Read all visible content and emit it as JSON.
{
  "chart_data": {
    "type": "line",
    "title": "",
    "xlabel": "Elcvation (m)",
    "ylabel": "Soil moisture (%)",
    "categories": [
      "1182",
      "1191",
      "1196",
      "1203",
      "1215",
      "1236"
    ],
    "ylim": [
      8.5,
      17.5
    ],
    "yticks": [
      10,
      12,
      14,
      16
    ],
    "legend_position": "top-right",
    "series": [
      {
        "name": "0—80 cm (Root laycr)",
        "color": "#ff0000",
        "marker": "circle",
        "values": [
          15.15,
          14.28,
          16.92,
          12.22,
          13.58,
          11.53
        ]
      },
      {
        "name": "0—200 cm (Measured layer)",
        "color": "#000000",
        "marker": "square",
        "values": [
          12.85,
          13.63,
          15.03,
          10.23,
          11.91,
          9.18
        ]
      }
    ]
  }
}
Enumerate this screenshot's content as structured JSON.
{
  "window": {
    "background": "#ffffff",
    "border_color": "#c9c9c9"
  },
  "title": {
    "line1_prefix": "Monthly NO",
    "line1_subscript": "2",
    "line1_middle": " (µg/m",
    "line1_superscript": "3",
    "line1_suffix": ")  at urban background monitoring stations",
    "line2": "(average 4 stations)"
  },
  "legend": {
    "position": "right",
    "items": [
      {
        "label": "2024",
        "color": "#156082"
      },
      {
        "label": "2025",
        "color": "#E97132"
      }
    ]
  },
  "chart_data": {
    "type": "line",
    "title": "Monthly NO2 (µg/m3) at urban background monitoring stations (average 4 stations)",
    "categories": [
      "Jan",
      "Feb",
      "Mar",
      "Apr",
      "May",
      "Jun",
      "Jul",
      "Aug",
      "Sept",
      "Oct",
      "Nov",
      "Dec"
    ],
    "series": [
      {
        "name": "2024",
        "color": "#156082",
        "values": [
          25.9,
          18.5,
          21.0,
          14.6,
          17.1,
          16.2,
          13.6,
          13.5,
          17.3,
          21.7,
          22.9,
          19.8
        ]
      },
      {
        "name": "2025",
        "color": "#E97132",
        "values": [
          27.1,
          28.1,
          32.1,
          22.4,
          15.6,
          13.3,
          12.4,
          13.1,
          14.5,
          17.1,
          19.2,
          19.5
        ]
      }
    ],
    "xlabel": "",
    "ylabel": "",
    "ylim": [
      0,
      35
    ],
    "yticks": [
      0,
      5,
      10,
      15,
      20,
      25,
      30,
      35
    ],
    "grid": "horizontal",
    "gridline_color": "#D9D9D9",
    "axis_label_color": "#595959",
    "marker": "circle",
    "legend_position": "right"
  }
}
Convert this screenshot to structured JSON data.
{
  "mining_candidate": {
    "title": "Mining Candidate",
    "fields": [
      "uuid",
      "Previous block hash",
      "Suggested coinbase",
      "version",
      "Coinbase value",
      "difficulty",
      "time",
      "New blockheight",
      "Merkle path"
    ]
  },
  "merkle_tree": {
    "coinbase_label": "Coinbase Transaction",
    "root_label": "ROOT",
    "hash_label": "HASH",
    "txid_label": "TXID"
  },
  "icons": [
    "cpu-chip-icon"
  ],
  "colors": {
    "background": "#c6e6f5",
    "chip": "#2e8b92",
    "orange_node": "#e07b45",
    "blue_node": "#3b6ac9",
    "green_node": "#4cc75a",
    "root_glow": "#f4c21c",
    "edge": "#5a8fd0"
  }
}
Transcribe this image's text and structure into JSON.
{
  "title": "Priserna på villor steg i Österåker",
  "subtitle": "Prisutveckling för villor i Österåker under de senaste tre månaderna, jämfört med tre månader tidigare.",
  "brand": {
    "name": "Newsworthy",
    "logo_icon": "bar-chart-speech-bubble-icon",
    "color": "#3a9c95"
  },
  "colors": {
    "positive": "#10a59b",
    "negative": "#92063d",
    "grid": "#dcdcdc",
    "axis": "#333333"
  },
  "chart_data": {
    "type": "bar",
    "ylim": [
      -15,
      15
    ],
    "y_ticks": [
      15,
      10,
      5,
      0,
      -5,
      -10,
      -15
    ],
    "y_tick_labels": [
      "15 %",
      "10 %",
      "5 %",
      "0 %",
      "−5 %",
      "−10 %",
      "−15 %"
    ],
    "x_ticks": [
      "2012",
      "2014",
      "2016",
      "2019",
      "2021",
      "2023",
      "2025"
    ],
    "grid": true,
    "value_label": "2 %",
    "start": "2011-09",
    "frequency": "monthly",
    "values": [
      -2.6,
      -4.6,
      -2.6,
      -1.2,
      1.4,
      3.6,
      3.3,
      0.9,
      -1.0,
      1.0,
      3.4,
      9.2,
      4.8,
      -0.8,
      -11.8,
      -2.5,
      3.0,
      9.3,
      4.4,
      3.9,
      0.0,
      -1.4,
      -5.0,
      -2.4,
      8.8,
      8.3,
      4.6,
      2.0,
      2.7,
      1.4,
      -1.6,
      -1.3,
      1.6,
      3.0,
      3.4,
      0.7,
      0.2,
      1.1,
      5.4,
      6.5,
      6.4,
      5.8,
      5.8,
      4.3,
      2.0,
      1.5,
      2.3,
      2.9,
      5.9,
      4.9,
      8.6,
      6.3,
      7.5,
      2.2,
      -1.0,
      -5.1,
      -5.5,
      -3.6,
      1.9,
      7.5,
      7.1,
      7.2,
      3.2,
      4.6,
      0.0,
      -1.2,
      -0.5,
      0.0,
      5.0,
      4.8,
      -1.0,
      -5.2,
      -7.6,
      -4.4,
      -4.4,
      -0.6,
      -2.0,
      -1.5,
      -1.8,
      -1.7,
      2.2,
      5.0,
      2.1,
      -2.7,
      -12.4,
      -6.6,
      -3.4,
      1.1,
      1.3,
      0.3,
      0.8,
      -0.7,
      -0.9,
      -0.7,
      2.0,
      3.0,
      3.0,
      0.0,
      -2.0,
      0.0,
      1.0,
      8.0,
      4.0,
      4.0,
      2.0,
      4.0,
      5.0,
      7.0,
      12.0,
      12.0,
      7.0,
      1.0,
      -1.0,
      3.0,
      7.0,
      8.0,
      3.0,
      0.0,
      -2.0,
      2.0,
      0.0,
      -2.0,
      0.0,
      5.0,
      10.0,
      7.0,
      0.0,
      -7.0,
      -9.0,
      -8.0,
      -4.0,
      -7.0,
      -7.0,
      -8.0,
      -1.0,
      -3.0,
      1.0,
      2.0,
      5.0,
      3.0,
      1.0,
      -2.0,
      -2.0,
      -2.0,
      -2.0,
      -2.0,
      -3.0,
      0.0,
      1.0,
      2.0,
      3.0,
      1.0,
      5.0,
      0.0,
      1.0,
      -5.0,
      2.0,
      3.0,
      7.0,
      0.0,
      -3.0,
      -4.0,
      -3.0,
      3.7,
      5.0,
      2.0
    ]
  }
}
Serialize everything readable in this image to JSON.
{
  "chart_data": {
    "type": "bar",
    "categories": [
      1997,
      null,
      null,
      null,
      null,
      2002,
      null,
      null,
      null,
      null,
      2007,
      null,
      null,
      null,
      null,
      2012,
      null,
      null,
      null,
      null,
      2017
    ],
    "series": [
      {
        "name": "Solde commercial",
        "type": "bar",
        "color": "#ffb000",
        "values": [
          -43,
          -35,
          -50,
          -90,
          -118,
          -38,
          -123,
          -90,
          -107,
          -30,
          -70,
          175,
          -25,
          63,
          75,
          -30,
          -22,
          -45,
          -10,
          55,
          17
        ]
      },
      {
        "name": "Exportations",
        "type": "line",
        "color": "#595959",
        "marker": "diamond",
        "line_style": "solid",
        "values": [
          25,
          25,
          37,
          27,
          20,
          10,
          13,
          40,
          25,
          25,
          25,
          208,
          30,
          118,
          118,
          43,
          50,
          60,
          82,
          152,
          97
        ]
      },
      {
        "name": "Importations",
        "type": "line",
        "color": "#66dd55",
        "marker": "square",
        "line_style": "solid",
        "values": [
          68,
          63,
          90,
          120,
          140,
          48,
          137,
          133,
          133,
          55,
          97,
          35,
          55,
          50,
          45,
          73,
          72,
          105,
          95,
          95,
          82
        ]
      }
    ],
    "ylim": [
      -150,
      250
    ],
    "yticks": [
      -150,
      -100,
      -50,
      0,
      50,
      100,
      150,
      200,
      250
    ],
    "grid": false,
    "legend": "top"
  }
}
══════════════════════════════
:: The request ::
Go through the listing above and pull out each line containing the word "right".

:: Written response ::
    "legend_position": "top-right",
    "position": "right",
    "legend_position": "right"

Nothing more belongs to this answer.